### [MATERIAL PROVIDED]
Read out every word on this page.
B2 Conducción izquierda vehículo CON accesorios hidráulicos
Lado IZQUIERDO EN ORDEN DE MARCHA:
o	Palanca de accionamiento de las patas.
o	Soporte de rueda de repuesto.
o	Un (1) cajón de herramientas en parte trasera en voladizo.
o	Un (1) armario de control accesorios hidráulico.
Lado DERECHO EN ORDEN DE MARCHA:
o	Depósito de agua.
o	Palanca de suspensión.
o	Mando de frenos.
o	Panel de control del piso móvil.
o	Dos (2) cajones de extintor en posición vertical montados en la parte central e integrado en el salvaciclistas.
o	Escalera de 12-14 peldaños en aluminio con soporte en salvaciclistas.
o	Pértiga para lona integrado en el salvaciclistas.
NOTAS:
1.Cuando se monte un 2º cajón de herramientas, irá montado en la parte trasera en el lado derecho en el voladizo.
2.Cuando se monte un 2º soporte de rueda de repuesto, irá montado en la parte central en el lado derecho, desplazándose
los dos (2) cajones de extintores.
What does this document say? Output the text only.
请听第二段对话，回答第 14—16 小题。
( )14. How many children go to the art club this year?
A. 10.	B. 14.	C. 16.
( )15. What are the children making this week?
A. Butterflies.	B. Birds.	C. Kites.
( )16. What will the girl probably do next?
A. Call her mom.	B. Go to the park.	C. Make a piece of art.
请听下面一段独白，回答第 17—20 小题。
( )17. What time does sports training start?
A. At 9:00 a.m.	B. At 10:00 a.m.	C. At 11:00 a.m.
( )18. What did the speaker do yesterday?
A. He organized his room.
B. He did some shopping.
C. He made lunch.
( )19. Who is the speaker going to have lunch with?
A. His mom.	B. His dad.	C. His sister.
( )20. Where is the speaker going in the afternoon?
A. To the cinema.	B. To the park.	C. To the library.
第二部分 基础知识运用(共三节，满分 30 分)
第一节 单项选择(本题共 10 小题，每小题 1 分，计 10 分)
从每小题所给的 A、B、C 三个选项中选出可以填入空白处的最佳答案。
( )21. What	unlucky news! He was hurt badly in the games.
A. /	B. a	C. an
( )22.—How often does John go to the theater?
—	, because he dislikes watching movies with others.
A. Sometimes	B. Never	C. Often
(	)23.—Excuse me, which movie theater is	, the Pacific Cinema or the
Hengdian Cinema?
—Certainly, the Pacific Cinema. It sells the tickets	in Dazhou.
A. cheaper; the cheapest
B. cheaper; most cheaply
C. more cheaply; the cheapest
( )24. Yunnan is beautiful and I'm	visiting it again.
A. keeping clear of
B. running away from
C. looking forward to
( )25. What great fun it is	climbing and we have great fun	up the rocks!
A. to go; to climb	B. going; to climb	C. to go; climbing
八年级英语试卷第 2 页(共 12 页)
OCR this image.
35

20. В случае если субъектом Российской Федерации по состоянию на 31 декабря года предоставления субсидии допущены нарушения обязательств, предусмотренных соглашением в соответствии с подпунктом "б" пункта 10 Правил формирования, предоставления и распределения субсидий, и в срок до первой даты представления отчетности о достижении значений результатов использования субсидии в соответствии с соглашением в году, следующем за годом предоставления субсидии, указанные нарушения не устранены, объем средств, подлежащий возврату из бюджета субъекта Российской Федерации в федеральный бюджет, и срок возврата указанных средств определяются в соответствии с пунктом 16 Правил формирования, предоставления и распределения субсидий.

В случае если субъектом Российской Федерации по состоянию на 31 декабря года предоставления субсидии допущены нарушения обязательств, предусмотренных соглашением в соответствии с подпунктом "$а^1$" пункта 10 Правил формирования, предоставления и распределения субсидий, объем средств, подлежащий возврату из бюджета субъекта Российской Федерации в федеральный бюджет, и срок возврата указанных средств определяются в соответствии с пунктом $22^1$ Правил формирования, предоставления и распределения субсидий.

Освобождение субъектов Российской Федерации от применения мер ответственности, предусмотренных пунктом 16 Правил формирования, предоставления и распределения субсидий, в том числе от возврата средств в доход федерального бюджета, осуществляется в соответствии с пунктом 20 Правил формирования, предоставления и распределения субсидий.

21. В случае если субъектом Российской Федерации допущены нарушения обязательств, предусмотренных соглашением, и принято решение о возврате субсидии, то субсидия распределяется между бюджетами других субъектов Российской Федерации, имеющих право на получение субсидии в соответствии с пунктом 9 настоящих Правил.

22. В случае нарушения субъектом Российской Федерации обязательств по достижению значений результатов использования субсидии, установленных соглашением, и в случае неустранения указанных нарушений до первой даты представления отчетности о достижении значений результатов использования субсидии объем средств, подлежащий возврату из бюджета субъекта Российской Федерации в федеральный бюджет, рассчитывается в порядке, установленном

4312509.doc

### [WHAT NEEDS TO BE DONE]
Copy out the full material exactly as it appears.

### [RIGHT ANSWER]
Read out every word on this page.
B2 Conducción izquierda vehículo CON accesorios hidráulicos
Lado IZQUIERDO EN ORDEN DE MARCHA:
o	Palanca de accionamiento de las patas.
o	Soporte de rueda de repuesto.
o	Un (1) cajón de herramientas en parte trasera en voladizo.
o	Un (1) armario de control accesorios hidráulico.
Lado DERECHO EN ORDEN DE MARCHA:
o	Depósito de agua.
o	Palanca de suspensión.
o	Mando de frenos.
o	Panel de control del piso móvil.
o	Dos (2) cajones de extintor en posición vertical montados en la parte central e integrado en el salvaciclistas.
o	Escalera de 12-14 peldaños en aluminio con soporte en salvaciclistas.
o	Pértiga para lona integrado en el salvaciclistas.
NOTAS:
1.Cuando se monte un 2º cajón de herramientas, irá montado en la parte trasera en el lado derecho en el voladizo.
2.Cuando se monte un 2º soporte de rueda de repuesto, irá montado en la parte central en el lado derecho, desplazándose
los dos (2) cajones de extintores.
What does this document say? Output the text only.
请听第二段对话，回答第 14—16 小题。
( )14. How many children go to the art club this year?
A. 10.	B. 14.	C. 16.
( )15. What are the children making this week?
A. Butterflies.	B. Birds.	C. Kites.
( )16. What will the girl probably do next?
A. Call her mom.	B. Go to the park.	C. Make a piece of art.
请听下面一段独白，回答第 17—20 小题。
( )17. What time does sports training start?
A. At 9:00 a.m.	B. At 10:00 a.m.	C. At 11:00 a.m.
( )18. What did the speaker do yesterday?
A. He organized his room.
B. He did some shopping.
C. He made lunch.
( )19. Who is the speaker going to have lunch with?
A. His mom.	B. His dad.	C. His sister.
( )20. Where is the speaker going in the afternoon?
A. To the cinema.	B. To the park.	C. To the library.
第二部分 基础知识运用(共三节，满分 30 分)
第一节 单项选择(本题共 10 小题，每小题 1 分，计 10 分)
从每小题所给的 A、B、C 三个选项中选出可以填入空白处的最佳答案。
( )21. What	unlucky news! He was hurt badly in the games.
A. /	B. a	C. an
( )22.—How often does John go to the theater?
—	, because he dislikes watching movies with others.
A. Sometimes	B. Never	C. Often
(	)23.—Excuse me, which movie theater is	, the Pacific Cinema or the
Hengdian Cinema?
—Certainly, the Pacific Cinema. It sells the tickets	in Dazhou.
A. cheaper; the cheapest
B. cheaper; most cheaply
C. more cheaply; the cheapest
( )24. Yunnan is beautiful and I'm	visiting it again.
A. keeping clear of
B. running away from
C. looking forward to
( )25. What great fun it is	climbing and we have great fun	up the rocks!
A. to go; to climb	B. going; to climb	C. to go; climbing
八年级英语试卷第 2 页(共 12 页)
OCR this image.
35

20. В случае если субъектом Российской Федерации по состоянию на 31 декабря года предоставления субсидии допущены нарушения обязательств, предусмотренных соглашением в соответствии с подпунктом "б" пункта 10 Правил формирования, предоставления и распределения субсидий, и в срок до первой даты представления отчетности о достижении значений результатов использования субсидии в соответствии с соглашением в году, следующем за годом предоставления субсидии, указанные нарушения не устранены, объем средств, подлежащий возврату из бюджета субъекта Российской Федерации в федеральный бюджет, и срок возврата указанных средств определяются в соответствии с пунктом 16 Правил формирования, предоставления и распределения субсидий.

В случае если субъектом Российской Федерации по состоянию на 31 декабря года предоставления субсидии допущены нарушения обязательств, предусмотренных соглашением в соответствии с подпунктом "$а^1$" пункта 10 Правил формирования, предоставления и распределения субсидий, объем средств, подлежащий возврату из бюджета субъекта Российской Федерации в федеральный бюджет, и срок возврата указанных средств определяются в соответствии с пунктом $22^1$ Правил формирования, предоставления и распределения субсидий.

Освобождение субъектов Российской Федерации от применения мер ответственности, предусмотренных пунктом 16 Правил формирования, предоставления и распределения субсидий, в том числе от возврата средств в доход федерального бюджета, осуществляется в соответствии с пунктом 20 Правил формирования, предоставления и распределения субсидий.

21. В случае если субъектом Российской Федерации допущены нарушения обязательств, предусмотренных соглашением, и принято решение о возврате субсидии, то субсидия распределяется между бюджетами других субъектов Российской Федерации, имеющих право на получение субсидии в соответствии с пунктом 9 настоящих Правил.

22. В случае нарушения субъектом Российской Федерации обязательств по достижению значений результатов использования субсидии, установленных соглашением, и в случае неустранения указанных нарушений до первой даты представления отчетности о достижении значений результатов использования субсидии объем средств, подлежащий возврату из бюджета субъекта Российской Федерации в федеральный бюджет, рассчитывается в порядке, установленном

4312509.doc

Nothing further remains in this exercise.